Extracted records
________________
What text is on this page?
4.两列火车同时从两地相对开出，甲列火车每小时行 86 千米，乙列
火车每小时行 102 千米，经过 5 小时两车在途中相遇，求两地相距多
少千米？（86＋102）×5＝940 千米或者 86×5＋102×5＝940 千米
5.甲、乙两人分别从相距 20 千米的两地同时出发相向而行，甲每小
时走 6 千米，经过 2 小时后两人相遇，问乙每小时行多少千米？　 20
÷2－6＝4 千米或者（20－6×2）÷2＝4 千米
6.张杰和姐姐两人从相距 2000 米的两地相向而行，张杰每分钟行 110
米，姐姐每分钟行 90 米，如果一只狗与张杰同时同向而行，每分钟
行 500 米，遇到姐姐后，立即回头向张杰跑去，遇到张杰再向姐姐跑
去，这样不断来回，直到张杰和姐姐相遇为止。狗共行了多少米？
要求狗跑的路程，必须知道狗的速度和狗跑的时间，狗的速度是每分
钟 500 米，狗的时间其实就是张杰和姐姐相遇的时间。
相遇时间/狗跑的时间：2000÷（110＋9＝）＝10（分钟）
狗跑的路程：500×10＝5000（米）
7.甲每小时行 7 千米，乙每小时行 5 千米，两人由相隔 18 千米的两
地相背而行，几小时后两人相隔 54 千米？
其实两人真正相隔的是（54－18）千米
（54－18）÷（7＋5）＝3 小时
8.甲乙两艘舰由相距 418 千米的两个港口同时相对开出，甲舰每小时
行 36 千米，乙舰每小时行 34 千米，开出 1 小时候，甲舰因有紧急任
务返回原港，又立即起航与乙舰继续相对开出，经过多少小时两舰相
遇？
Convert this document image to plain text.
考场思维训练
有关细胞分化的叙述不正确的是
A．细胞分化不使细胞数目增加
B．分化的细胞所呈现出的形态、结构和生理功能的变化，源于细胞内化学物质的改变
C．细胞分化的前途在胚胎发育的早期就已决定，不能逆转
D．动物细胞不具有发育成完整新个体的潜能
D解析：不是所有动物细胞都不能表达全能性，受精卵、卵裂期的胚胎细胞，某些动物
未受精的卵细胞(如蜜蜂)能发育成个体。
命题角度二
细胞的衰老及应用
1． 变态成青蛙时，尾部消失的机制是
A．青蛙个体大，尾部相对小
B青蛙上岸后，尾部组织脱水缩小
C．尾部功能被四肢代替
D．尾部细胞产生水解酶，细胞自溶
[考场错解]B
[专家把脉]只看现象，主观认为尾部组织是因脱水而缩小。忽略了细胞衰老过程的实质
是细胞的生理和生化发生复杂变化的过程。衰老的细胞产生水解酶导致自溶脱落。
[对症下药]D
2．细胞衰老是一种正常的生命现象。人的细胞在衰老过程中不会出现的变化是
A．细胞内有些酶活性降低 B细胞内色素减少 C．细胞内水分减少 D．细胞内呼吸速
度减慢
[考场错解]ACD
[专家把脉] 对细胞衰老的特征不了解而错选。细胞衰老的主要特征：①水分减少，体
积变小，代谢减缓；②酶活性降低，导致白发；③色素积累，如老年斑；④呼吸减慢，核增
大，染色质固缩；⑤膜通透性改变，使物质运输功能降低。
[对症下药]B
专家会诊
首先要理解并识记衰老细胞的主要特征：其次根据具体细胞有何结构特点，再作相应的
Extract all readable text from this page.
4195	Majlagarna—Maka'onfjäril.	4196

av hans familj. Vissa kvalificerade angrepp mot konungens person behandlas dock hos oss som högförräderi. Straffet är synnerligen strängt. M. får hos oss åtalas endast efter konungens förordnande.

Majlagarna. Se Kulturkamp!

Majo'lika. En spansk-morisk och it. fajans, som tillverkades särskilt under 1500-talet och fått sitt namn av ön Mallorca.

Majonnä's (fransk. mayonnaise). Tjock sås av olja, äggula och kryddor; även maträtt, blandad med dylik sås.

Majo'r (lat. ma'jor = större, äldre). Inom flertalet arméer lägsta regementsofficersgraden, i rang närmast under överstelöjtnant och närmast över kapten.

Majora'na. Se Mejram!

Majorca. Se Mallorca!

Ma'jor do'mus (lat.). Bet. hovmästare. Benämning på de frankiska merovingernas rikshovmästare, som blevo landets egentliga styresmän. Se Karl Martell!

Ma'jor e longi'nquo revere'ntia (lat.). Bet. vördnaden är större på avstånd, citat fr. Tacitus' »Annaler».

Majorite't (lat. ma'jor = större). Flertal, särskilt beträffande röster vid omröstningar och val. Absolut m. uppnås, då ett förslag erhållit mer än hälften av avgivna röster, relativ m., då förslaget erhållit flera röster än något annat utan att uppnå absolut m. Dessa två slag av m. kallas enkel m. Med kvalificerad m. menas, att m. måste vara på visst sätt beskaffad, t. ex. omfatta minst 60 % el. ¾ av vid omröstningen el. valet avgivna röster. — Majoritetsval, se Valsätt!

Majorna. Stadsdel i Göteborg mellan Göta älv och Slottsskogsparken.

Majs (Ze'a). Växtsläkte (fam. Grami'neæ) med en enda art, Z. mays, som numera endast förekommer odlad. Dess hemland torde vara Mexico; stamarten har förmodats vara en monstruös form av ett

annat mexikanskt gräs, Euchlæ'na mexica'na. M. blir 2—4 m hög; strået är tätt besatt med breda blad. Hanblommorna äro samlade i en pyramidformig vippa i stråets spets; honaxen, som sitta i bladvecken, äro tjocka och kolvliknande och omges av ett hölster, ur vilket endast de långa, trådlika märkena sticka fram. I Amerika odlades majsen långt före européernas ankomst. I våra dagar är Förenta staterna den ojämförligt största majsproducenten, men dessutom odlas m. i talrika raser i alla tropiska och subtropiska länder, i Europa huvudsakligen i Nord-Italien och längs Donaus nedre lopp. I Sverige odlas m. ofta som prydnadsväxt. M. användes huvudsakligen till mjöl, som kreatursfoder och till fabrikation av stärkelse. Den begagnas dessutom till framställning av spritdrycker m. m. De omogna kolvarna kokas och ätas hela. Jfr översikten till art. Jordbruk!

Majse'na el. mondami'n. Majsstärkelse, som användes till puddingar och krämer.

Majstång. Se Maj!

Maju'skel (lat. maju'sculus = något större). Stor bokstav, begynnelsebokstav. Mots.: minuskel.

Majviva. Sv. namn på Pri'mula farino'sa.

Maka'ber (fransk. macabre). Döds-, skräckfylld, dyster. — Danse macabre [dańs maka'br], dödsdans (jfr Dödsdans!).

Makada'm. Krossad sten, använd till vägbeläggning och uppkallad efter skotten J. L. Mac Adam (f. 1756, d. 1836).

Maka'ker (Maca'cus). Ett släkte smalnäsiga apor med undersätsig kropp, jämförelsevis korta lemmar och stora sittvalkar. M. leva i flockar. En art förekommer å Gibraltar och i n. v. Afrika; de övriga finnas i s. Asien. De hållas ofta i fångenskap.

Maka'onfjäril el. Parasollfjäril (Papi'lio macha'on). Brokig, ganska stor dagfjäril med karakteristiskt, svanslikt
________________
Search the entries for "Mallorca" and copy out each line that has it.

FINISHED EXERCISE:
Majo'lika. En spansk-morisk och it. fajans, som tillverkades särskilt under 1500-talet och fått sitt namn av ön Mallorca.
Majorca. Se Mallorca!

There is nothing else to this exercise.